● **DIRECTIONS**:
Verbatim output of all the material below is required.

[Stored data]
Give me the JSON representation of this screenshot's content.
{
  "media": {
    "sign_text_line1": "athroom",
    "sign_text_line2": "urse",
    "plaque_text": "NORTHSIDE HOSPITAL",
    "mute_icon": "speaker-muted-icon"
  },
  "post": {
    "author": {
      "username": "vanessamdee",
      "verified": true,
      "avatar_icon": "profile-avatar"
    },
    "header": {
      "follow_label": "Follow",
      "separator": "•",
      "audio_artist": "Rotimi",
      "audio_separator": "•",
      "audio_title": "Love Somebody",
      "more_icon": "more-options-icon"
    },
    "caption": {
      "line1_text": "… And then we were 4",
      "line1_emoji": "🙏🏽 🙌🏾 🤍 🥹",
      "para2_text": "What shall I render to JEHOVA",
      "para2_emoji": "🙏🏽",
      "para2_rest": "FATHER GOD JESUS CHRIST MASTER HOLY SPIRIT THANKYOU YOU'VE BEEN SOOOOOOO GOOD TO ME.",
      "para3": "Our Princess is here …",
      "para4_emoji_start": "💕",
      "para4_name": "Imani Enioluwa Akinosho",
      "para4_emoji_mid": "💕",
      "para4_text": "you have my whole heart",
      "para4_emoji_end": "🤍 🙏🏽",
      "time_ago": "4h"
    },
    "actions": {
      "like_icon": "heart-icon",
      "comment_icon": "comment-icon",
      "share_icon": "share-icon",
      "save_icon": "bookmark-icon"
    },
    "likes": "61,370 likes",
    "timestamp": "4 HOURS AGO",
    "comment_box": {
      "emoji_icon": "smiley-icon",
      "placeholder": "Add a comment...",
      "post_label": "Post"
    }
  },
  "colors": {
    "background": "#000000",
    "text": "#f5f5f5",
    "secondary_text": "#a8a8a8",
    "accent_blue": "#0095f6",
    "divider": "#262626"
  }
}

● **EXERCISE RESULT**:
Give me the JSON representation of this screenshot's content.
{
  "media": {
    "sign_text_line1": "athroom",
    "sign_text_line2": "urse",
    "plaque_text": "NORTHSIDE HOSPITAL",
    "mute_icon": "speaker-muted-icon"
  },
  "post": {
    "author": {
      "username": "vanessamdee",
      "verified": true,
      "avatar_icon": "profile-avatar"
    },
    "header": {
      "follow_label": "Follow",
      "separator": "•",
      "audio_artist": "Rotimi",
      "audio_separator": "•",
      "audio_title": "Love Somebody",
      "more_icon": "more-options-icon"
    },
    "caption": {
      "line1_text": "… And then we were 4",
      "line1_emoji": "🙏🏽 🙌🏾 🤍 🥹",
      "para2_text": "What shall I render to JEHOVA",
      "para2_emoji": "🙏🏽",
      "para2_rest": "FATHER GOD JESUS CHRIST MASTER HOLY SPIRIT THANKYOU YOU'VE BEEN SOOOOOOO GOOD TO ME.",
      "para3": "Our Princess is here …",
      "para4_emoji_start": "💕",
      "para4_name": "Imani Enioluwa Akinosho",
      "para4_emoji_mid": "💕",
      "para4_text": "you have my whole heart",
      "para4_emoji_end": "🤍 🙏🏽",
      "time_ago": "4h"
    },
    "actions": {
      "like_icon": "heart-icon",
      "comment_icon": "comment-icon",
      "share_icon": "share-icon",
      "save_icon": "bookmark-icon"
    },
    "likes": "61,370 likes",
    "timestamp": "4 HOURS AGO",
    "comment_box": {
      "emoji_icon": "smiley-icon",
      "placeholder": "Add a comment...",
      "post_label": "Post"
    }
  },
  "colors": {
    "background": "#000000",
    "text": "#f5f5f5",
    "secondary_text": "#a8a8a8",
    "accent_blue": "#0095f6",
    "divider": "#262626"
  }
}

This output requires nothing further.